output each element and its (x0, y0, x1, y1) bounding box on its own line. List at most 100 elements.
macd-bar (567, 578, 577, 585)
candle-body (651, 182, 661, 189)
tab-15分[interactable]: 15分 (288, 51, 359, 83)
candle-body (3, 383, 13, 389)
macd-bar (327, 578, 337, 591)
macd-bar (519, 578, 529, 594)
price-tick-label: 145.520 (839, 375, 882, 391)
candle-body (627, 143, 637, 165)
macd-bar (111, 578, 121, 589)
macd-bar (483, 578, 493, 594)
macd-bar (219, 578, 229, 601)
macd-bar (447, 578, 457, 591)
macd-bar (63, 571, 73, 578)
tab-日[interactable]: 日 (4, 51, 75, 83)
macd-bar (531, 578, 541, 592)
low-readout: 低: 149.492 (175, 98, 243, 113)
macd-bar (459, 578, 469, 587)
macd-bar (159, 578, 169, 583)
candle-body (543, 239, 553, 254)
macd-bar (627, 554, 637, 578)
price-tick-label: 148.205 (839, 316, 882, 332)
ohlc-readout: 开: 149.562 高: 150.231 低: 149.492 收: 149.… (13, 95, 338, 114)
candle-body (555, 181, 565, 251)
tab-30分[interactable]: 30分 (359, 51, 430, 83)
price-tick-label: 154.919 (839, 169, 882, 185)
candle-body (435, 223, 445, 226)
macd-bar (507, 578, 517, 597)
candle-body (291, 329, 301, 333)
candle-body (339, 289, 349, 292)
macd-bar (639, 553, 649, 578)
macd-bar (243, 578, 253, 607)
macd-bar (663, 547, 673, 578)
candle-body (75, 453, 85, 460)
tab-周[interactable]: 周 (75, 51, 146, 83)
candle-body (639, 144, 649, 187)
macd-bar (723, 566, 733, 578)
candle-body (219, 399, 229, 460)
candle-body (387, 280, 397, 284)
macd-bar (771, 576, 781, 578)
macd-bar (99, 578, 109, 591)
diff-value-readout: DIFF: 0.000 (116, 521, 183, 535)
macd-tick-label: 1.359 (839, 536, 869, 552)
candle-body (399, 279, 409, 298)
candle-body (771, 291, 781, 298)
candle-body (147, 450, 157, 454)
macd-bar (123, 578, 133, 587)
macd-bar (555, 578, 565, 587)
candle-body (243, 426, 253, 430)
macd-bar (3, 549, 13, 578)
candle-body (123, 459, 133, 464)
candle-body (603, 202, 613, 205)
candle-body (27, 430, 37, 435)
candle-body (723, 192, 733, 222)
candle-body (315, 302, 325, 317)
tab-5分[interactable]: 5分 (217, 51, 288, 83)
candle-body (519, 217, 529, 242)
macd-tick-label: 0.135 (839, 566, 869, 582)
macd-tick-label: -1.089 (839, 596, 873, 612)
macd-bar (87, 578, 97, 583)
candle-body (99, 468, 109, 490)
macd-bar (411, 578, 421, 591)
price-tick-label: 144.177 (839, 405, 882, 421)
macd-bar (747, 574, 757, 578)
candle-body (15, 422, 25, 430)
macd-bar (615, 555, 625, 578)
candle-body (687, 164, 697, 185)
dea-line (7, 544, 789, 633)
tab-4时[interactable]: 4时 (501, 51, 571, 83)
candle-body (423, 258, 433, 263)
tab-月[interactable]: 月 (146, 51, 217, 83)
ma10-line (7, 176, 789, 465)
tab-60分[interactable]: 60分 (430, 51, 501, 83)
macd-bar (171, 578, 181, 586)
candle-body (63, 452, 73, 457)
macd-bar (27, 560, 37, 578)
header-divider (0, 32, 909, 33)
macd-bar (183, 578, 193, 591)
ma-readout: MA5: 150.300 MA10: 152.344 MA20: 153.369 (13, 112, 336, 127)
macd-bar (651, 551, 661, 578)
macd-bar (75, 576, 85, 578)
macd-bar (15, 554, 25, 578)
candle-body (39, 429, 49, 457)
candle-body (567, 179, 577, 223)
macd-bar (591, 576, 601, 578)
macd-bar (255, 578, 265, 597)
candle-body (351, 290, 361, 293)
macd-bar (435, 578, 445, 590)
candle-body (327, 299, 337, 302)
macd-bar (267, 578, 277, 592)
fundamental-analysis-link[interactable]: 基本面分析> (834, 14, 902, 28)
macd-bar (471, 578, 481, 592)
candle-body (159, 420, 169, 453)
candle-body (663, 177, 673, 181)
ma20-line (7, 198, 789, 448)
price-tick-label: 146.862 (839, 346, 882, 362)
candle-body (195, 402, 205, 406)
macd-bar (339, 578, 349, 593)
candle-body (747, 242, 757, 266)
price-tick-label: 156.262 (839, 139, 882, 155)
...
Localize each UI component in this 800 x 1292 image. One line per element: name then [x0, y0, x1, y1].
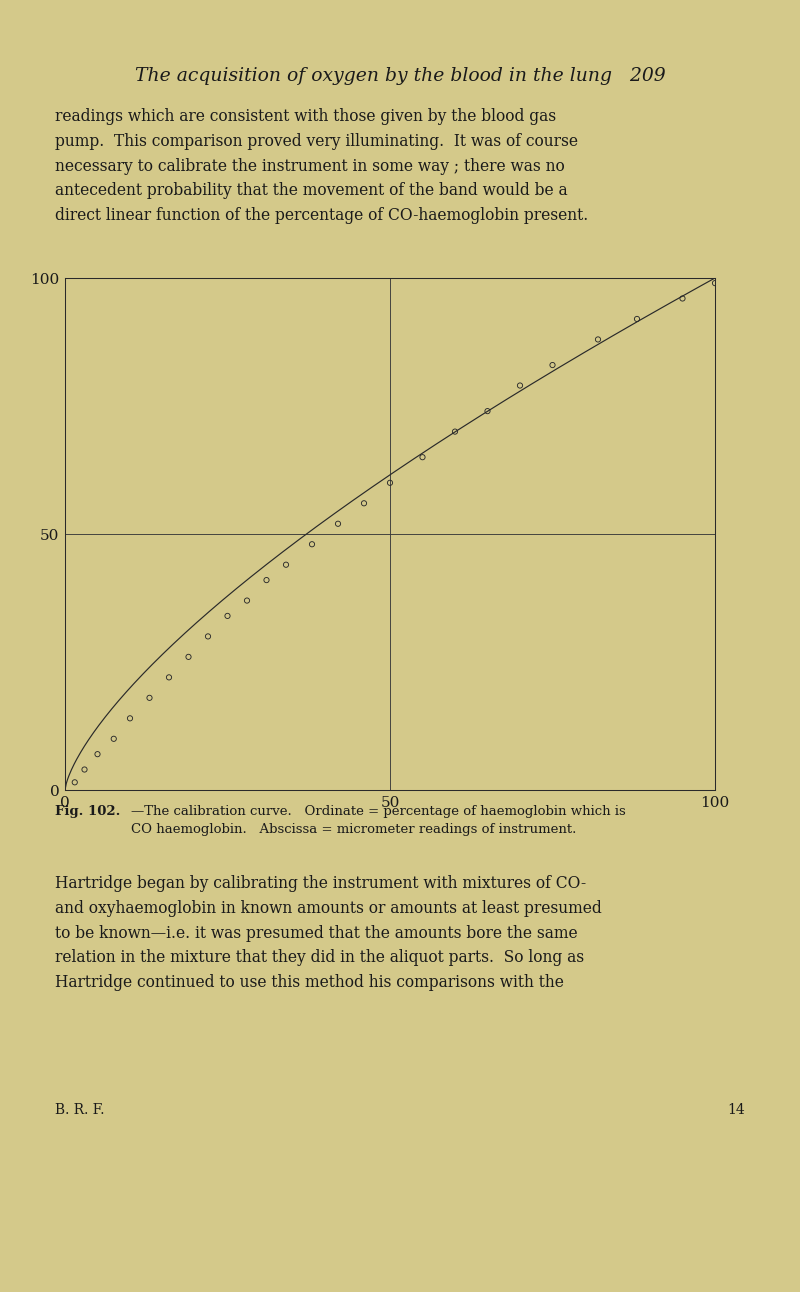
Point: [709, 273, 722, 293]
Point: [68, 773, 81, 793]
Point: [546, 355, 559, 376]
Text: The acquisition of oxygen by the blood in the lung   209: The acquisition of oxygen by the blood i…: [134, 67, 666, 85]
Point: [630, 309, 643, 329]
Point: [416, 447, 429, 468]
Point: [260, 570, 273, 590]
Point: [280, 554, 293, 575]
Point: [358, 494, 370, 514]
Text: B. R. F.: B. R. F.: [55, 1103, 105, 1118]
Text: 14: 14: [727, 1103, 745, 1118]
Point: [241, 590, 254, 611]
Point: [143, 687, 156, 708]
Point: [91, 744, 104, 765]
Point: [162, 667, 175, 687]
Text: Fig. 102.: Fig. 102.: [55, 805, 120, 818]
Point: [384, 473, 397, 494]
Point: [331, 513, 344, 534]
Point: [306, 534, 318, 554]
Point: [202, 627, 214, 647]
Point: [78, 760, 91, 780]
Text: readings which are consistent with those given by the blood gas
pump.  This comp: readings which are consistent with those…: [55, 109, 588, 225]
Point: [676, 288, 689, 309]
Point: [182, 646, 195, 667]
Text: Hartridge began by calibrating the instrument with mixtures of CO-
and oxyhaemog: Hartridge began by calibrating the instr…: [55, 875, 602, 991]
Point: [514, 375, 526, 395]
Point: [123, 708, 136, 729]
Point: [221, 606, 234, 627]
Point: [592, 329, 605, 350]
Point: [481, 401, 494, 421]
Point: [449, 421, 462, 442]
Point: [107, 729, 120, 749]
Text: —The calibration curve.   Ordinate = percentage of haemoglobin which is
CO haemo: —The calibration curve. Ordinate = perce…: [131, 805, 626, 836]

• Short task
Pick out each line in the entries above that contains the string "element", and treat uppercase and lowercase as different.

• Result of this exercise
output each element and its (x0, y0, x1, y1) bounding box on its own line. List at most 100 elements.
Localize each UI component in this 800 x 1292 image. One line per element: name then [x0, y0, x1, y1].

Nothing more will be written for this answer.